> _Material shown_
□ □ □ □
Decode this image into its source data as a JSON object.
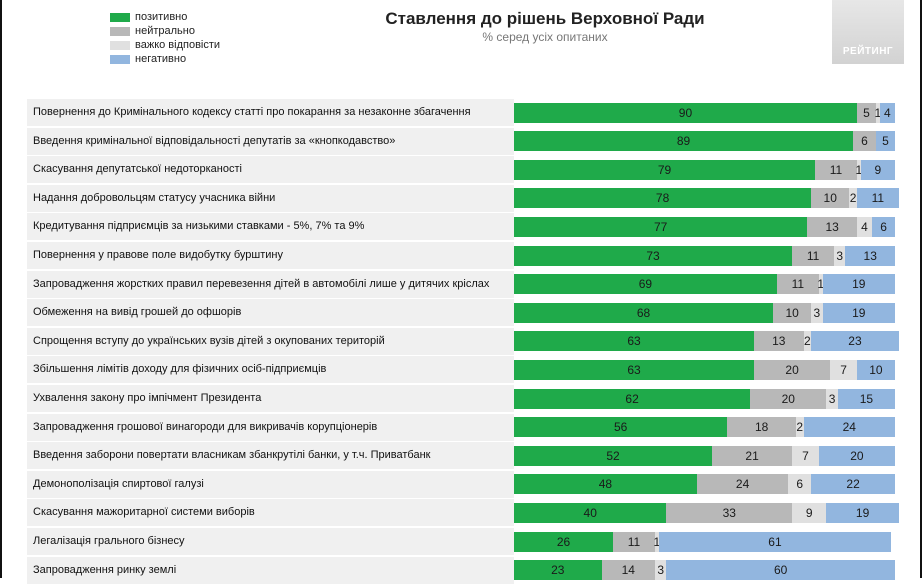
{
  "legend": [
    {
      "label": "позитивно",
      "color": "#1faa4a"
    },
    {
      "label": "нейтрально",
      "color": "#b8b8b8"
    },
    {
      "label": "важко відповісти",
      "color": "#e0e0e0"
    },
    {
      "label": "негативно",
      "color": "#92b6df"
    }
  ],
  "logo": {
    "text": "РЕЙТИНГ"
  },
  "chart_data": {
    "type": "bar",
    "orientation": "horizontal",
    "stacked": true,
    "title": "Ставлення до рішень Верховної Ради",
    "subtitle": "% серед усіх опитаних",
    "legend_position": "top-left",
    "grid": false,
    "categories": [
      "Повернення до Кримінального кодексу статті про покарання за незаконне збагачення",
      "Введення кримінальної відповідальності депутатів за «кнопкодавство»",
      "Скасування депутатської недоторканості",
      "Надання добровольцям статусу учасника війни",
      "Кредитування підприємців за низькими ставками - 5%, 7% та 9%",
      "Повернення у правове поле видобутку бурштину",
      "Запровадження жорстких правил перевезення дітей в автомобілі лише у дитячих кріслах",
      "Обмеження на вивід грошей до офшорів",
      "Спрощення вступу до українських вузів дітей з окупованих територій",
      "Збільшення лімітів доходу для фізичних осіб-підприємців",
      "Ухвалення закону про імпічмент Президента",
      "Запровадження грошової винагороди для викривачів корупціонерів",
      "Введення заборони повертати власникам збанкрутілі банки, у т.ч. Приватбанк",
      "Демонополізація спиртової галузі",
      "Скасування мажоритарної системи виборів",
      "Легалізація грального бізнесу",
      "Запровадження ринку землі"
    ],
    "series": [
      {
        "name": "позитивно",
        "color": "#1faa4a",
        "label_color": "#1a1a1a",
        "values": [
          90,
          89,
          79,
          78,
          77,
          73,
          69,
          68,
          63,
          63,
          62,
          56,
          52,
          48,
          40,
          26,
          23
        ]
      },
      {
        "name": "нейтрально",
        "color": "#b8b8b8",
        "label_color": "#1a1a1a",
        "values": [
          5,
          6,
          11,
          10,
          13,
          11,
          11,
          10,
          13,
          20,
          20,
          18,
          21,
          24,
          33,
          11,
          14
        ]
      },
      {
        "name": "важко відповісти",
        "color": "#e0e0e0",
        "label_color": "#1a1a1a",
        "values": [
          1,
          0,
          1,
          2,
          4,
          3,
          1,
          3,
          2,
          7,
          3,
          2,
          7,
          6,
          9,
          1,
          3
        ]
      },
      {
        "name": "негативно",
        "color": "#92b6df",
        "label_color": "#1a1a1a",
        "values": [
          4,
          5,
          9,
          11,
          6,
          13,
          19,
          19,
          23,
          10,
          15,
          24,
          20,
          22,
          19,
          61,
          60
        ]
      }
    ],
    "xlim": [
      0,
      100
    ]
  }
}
□ □ □ □
Give the number of lines in the records above that contain the word "підприємців". Reply with that number alone.

> _Completed exercise_
2